▶ _Work to be completed_
Word for word, quote all of the material, omitting the pictures.

* Begin *

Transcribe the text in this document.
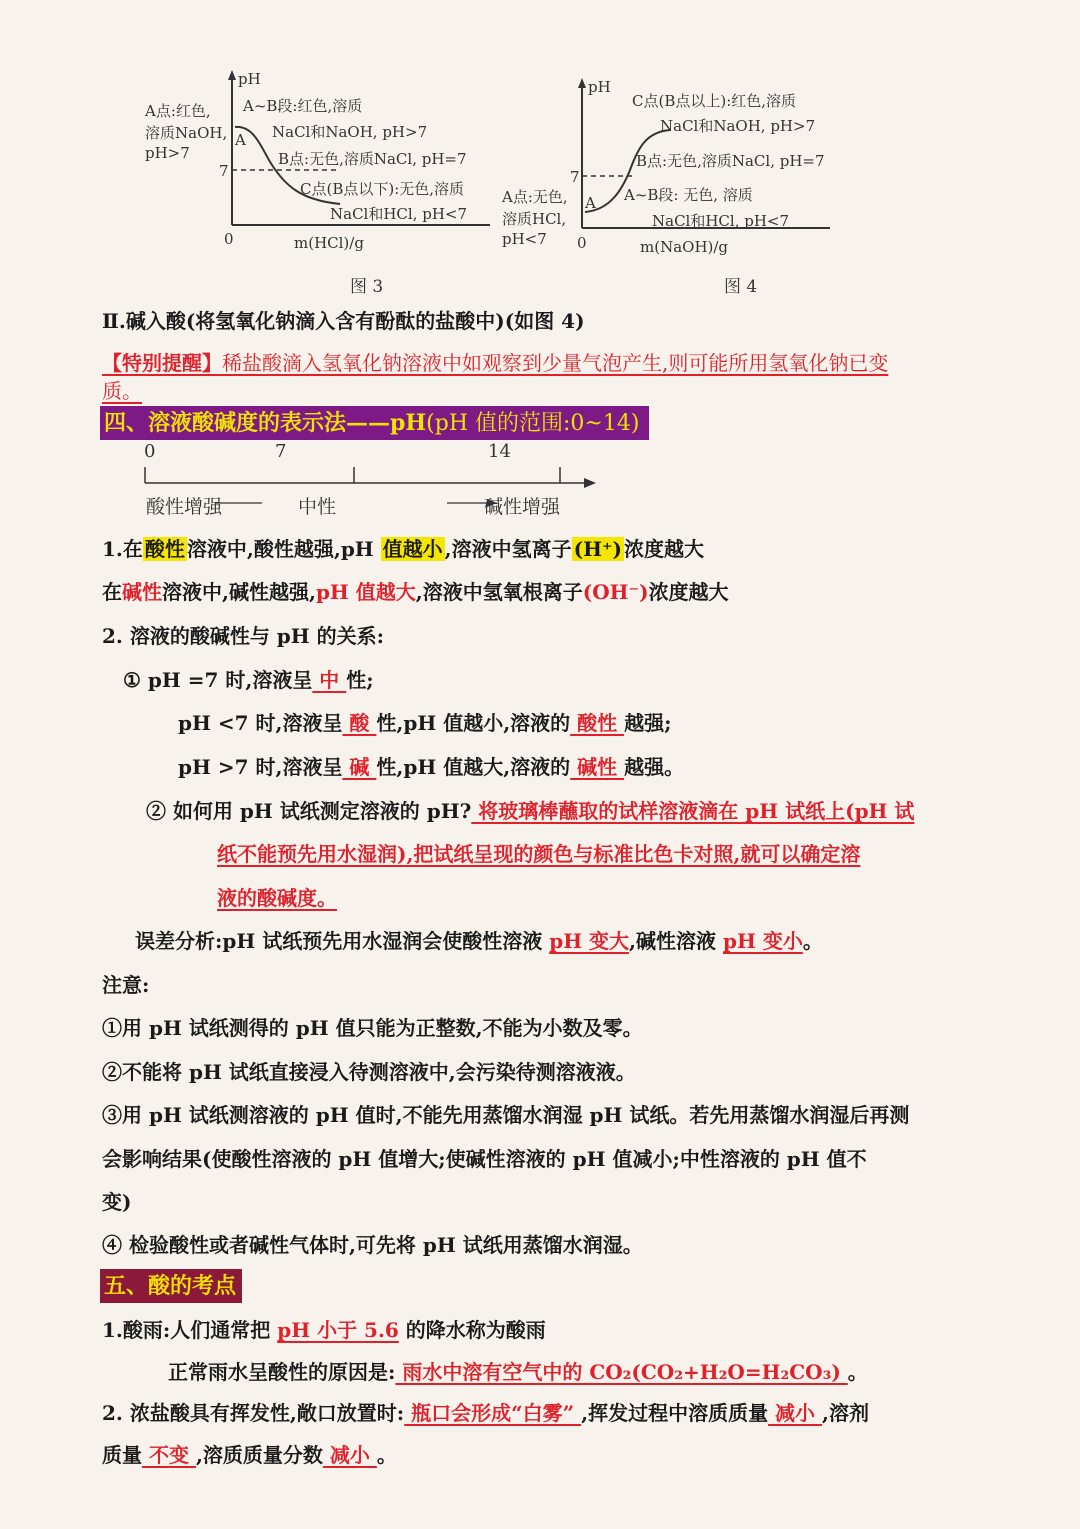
pH
m(HCl)/g
0
7
A
A点:红色,
溶质NaOH,
pH>7
A~B段:红色,溶质
NaCl和NaOH, pH>7
B点:无色,溶质NaCl, pH=7
C点(B点以下):无色,溶质
NaCl和HCl, pH<7
图 3
pH
m(NaOH)/g
0
7
A
C点(B点以上):红色,溶质
NaCl和NaOH, pH>7
B点:无色,溶质NaCl, pH=7
A~B段: 无色, 溶质
NaCl和HCl, pH<7
A点:无色,
溶质HCl,
pH<7
图 4
Ⅱ.碱入酸(将氢氧化钠滴入含有酚酞的盐酸中)(如图 4)
【特别提醒】稀盐酸滴入氢氧化钠溶液中如观察到少量气泡产生,则可能所用氢氧化钠已变
质。
四、溶液酸碱度的表示法——pH(pH 值的范围:0~14)
0	7	14
酸性增强	中性	碱性增强
1.在 酸性 溶液中,酸性越强,pH 值越小 ,溶液中氢离子 (H⁺) 浓度越大
在碱性溶液中,碱性越强,pH 值越大,溶液中氢氧根离子(OH⁻)浓度越大
2. 溶液的酸碱性与 pH 的关系:
① pH =7 时,溶液呈 中 性;
pH <7 时,溶液呈 酸 性,pH 值越小,溶液的 酸性 越强;
pH >7 时,溶液呈 碱 性,pH 值越大,溶液的 碱性 越强。
② 如何用 pH 试纸测定溶液的 pH? 将玻璃棒蘸取的试样溶液滴在 pH 试纸上(pH 试
纸不能预先用水湿润),把试纸呈现的颜色与标准比色卡对照,就可以确定溶
液的酸碱度。
误差分析:pH 试纸预先用水湿润会使酸性溶液 pH 变大,碱性溶液 pH 变小。
注意:
①用 pH 试纸测得的 pH 值只能为正整数,不能为小数及零。
②不能将 pH 试纸直接浸入待测溶液中,会污染待测溶液液。
③用 pH 试纸测溶液的 pH 值时,不能先用蒸馏水润湿 pH 试纸。若先用蒸馏水润湿后再测
会影响结果(使酸性溶液的 pH 值增大;使碱性溶液的 pH 值减小;中性溶液的 pH 值不
变)
④ 检验酸性或者碱性气体时,可先将 pH 试纸用蒸馏水润湿。
五、酸的考点
1.酸雨:人们通常把 pH 小于 5.6 的降水称为酸雨
正常雨水呈酸性的原因是: 雨水中溶有空气中的 CO₂(CO₂+H₂O=H₂CO₃) 。
2. 浓盐酸具有挥发性,敞口放置时: 瓶口会形成“白雾” ,挥发过程中溶质质量 减小 ,溶剂
质量 不变 ,溶质质量分数 减小 。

* End *

▶ _Task output_
Transcribe the text in this document.
pH
m(HCl)/g
0
7
A
A点:红色,
溶质NaOH,
pH>7
A~B段:红色,溶质
NaCl和NaOH, pH>7
B点:无色,溶质NaCl, pH=7
C点(B点以下):无色,溶质
NaCl和HCl, pH<7
图 3
pH
m(NaOH)/g
0
7
A
C点(B点以上):红色,溶质
NaCl和NaOH, pH>7
B点:无色,溶质NaCl, pH=7
A~B段: 无色, 溶质
NaCl和HCl, pH<7
A点:无色,
溶质HCl,
pH<7
图 4
Ⅱ.碱入酸(将氢氧化钠滴入含有酚酞的盐酸中)(如图 4)
【特别提醒】稀盐酸滴入氢氧化钠溶液中如观察到少量气泡产生,则可能所用氢氧化钠已变
质。
四、溶液酸碱度的表示法——pH(pH 值的范围:0~14)
0	7	14
酸性增强	中性	碱性增强
1.在 酸性 溶液中,酸性越强,pH 值越小 ,溶液中氢离子 (H⁺) 浓度越大
在碱性溶液中,碱性越强,pH 值越大,溶液中氢氧根离子(OH⁻)浓度越大
2. 溶液的酸碱性与 pH 的关系:
① pH =7 时,溶液呈 中 性;
pH <7 时,溶液呈 酸 性,pH 值越小,溶液的 酸性 越强;
pH >7 时,溶液呈 碱 性,pH 值越大,溶液的 碱性 越强。
② 如何用 pH 试纸测定溶液的 pH? 将玻璃棒蘸取的试样溶液滴在 pH 试纸上(pH 试
纸不能预先用水湿润),把试纸呈现的颜色与标准比色卡对照,就可以确定溶
液的酸碱度。
误差分析:pH 试纸预先用水湿润会使酸性溶液 pH 变大,碱性溶液 pH 变小。
注意:
①用 pH 试纸测得的 pH 值只能为正整数,不能为小数及零。
②不能将 pH 试纸直接浸入待测溶液中,会污染待测溶液液。
③用 pH 试纸测溶液的 pH 值时,不能先用蒸馏水润湿 pH 试纸。若先用蒸馏水润湿后再测
会影响结果(使酸性溶液的 pH 值增大;使碱性溶液的 pH 值减小;中性溶液的 pH 值不
变)
④ 检验酸性或者碱性气体时,可先将 pH 试纸用蒸馏水润湿。
五、酸的考点
1.酸雨:人们通常把 pH 小于 5.6 的降水称为酸雨
正常雨水呈酸性的原因是: 雨水中溶有空气中的 CO₂(CO₂+H₂O=H₂CO₃) 。
2. 浓盐酸具有挥发性,敞口放置时: 瓶口会形成“白雾” ,挥发过程中溶质质量 减小 ,溶剂
质量 不变 ,溶质质量分数 减小 。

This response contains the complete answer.